**Information shown:**

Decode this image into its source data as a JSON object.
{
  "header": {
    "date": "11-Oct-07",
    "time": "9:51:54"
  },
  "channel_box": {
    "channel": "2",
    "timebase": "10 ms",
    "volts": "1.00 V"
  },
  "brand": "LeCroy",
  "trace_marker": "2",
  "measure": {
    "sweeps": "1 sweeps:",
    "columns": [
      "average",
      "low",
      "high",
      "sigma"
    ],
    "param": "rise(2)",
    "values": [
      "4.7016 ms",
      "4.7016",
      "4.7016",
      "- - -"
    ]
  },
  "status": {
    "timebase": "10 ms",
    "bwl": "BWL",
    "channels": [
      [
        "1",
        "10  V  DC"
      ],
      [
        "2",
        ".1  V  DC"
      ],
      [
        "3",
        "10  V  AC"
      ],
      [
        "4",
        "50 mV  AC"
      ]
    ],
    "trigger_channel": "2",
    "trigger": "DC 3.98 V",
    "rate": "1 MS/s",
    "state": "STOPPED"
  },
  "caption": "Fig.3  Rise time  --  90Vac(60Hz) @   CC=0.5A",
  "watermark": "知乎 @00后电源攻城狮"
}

* * *

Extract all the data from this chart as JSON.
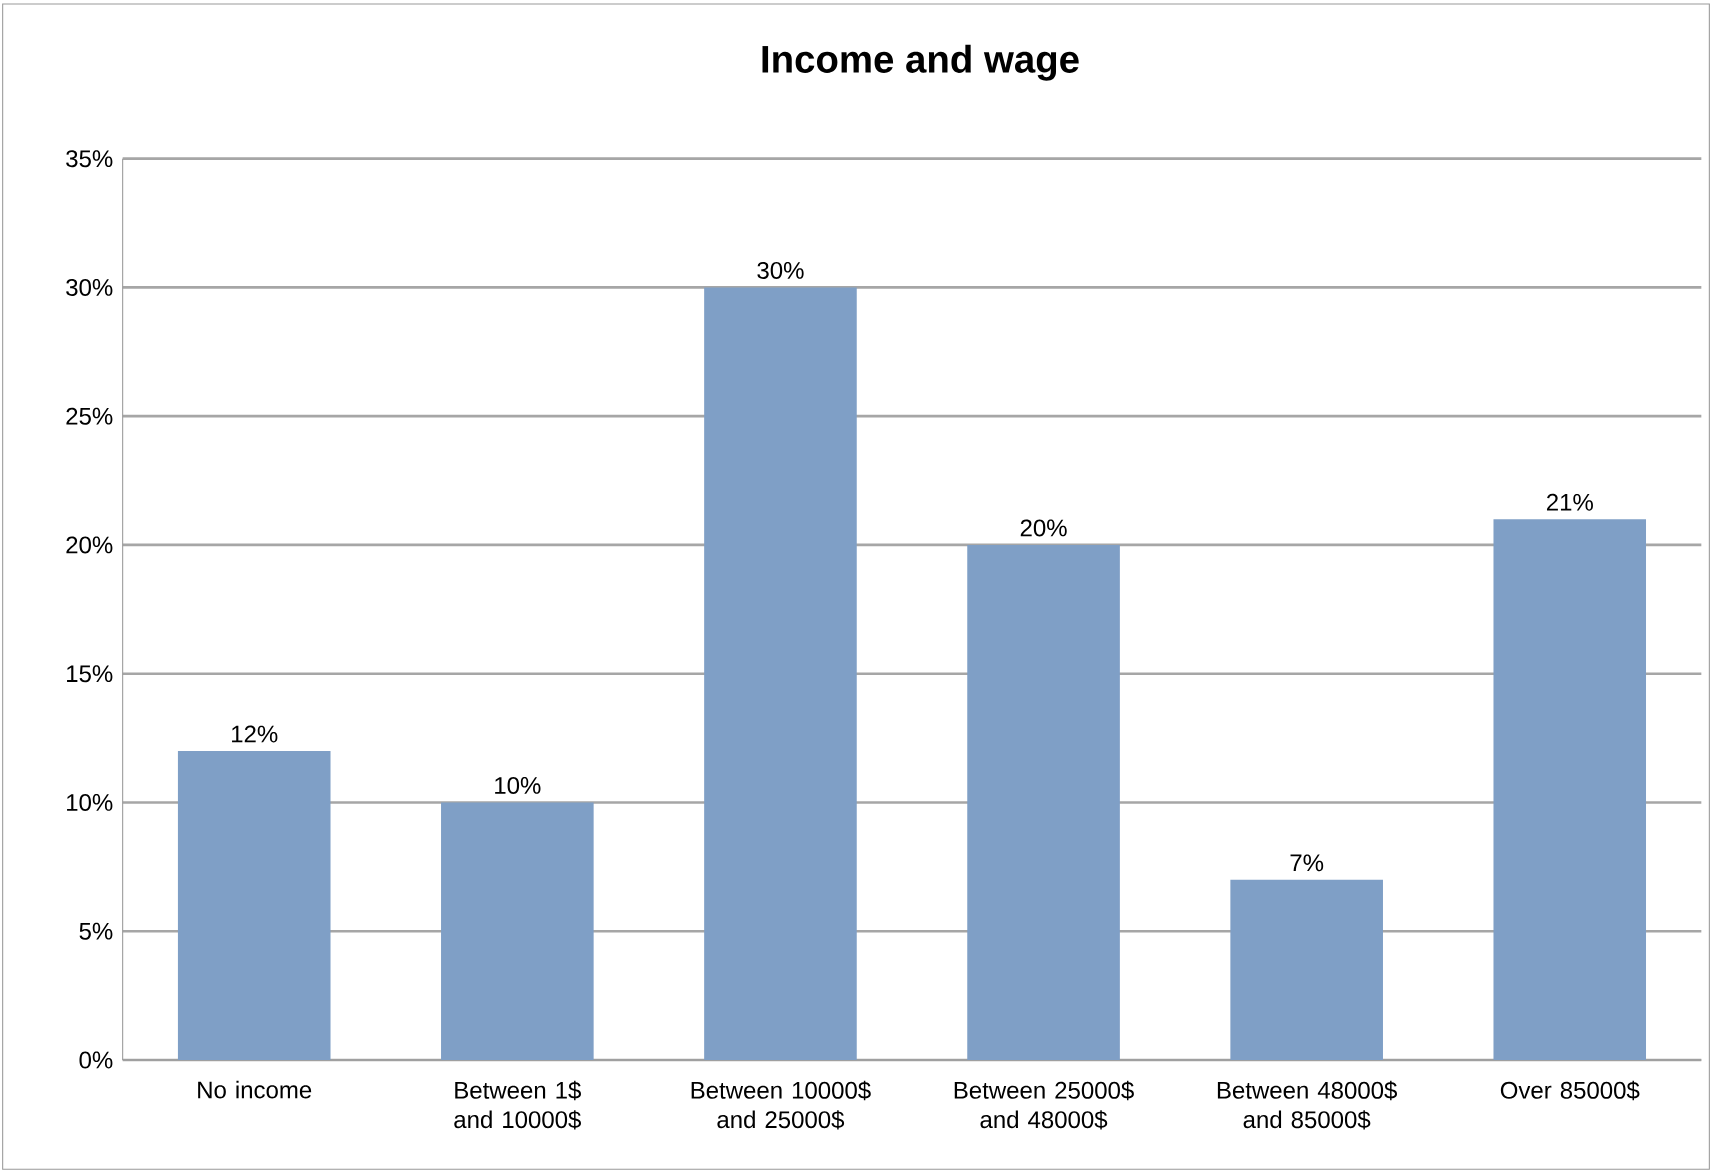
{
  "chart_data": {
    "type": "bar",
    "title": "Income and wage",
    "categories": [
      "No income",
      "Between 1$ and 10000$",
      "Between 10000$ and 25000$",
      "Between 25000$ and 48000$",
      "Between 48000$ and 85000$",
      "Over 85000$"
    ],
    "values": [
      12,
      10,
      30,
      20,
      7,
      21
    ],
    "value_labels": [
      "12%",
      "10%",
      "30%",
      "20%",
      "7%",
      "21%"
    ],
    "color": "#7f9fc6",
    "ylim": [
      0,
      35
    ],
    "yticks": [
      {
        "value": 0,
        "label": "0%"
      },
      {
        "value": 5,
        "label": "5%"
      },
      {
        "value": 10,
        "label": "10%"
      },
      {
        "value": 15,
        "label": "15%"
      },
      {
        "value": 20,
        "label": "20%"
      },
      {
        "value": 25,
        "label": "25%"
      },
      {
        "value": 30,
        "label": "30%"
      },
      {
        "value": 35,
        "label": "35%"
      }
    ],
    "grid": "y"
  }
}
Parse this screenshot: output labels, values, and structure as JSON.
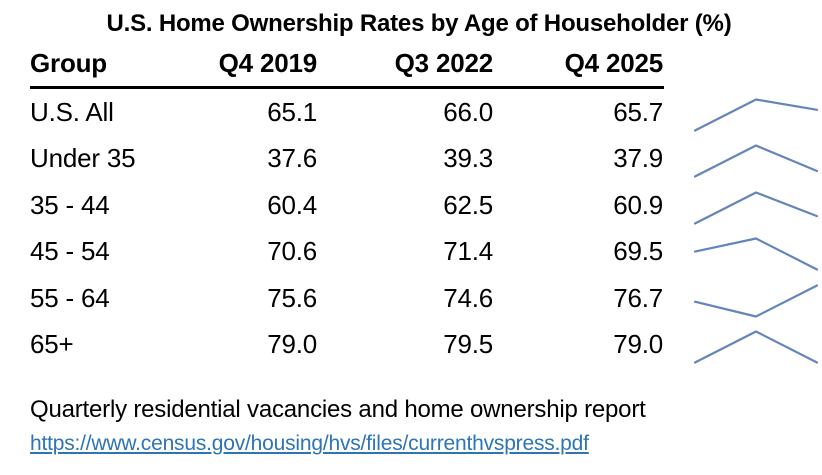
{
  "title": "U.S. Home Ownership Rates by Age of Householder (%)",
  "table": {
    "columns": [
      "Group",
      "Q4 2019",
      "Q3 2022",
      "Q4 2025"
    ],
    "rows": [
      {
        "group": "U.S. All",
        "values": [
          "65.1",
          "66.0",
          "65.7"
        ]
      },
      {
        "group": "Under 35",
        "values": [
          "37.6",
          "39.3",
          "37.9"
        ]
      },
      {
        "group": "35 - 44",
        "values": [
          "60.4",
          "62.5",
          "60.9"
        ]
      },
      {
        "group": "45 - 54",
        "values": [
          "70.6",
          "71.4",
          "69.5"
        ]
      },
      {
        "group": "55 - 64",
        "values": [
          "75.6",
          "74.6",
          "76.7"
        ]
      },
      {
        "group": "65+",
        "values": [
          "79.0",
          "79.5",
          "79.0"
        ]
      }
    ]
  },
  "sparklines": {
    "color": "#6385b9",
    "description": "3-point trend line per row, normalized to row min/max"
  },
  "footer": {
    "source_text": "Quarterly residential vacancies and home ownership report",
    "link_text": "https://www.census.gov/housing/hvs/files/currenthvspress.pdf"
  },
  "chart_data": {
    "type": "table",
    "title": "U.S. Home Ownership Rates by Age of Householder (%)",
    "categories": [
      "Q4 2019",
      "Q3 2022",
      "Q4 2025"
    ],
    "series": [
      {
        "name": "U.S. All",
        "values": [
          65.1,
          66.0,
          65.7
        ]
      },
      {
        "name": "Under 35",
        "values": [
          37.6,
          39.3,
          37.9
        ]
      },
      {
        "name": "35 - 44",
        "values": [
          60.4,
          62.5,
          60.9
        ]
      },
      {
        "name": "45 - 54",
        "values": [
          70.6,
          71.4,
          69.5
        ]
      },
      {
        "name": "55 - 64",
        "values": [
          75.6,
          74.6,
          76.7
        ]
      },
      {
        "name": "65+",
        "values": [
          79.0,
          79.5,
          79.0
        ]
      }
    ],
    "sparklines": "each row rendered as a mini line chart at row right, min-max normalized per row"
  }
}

**Exercise requirements:**
Copy each line above where the string "Between" occurs.

**Final result:**
      "Between 1$ and 10000$",
      "Between 10000$ and 25000$",
      "Between 25000$ and 48000$",
      "Between 48000$ and 85000$",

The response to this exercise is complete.